→ Available data:

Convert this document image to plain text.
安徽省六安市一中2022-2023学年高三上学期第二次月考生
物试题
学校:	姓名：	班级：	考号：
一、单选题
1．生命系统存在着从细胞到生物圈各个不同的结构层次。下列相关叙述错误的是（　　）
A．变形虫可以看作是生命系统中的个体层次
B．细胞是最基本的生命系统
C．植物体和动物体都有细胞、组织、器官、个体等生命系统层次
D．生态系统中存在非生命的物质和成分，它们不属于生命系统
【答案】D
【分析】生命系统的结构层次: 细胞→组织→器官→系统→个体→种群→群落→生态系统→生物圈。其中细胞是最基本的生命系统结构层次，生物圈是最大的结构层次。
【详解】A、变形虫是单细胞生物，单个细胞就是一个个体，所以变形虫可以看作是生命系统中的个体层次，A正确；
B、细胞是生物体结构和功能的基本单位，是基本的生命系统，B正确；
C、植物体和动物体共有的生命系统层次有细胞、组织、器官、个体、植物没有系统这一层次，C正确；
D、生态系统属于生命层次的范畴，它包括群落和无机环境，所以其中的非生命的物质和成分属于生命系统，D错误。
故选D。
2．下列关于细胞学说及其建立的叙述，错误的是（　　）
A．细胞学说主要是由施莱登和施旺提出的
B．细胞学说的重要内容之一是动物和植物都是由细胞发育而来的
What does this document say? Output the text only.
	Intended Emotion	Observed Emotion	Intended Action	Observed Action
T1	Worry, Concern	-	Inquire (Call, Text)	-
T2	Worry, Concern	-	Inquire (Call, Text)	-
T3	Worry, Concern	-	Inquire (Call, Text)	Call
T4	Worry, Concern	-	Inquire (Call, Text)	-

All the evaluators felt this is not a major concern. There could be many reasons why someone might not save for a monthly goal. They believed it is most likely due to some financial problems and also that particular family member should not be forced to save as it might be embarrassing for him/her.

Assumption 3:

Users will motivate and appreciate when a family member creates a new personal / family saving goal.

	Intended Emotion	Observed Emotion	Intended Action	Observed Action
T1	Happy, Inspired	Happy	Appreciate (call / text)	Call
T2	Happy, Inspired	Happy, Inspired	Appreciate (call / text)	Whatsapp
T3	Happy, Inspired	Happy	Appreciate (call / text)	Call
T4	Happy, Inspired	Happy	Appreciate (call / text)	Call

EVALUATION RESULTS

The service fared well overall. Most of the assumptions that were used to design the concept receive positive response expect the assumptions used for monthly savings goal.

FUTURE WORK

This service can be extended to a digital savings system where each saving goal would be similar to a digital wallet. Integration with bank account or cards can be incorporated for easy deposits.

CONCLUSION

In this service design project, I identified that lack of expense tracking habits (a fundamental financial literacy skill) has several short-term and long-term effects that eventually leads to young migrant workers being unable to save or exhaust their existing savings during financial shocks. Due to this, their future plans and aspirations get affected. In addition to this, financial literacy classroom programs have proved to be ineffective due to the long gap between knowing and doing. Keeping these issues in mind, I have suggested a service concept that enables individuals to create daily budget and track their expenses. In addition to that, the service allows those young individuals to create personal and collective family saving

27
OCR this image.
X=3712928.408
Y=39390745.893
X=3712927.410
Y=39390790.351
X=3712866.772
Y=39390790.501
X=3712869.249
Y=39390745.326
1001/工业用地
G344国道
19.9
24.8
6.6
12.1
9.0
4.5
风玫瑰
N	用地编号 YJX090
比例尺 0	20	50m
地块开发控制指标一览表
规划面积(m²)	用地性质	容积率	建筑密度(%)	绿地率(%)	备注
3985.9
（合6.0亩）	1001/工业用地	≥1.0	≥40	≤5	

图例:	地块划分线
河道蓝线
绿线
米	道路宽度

→ Exercise details: All lines above with "that" in them should be returned.

→ Correct response:
All the evaluators felt this is not a major concern. There could be many reasons why someone might not save for a monthly goal. They believed it is most likely due to some financial problems and also that particular family member should not be forced to save as it might be embarrassing for him/her.
The service fared well overall. Most of the assumptions that were used to design the concept receive positive response expect the assumptions used for monthly savings goal.
In this service design project, I identified that lack of expense tracking habits (a fundamental financial literacy skill) has several short-term and long-term effects that eventually leads to young migrant workers being unable to save or exhaust their existing savings during financial shocks. Due to this, their future plans and aspirations get affected. In addition to this, financial literacy classroom programs have proved to be ineffective due to the long gap between knowing and doing. Keeping these issues in mind, I have suggested a service concept that enables individuals to create daily budget and track their expenses. In addition to that, the service allows those young individuals to create personal and collective family saving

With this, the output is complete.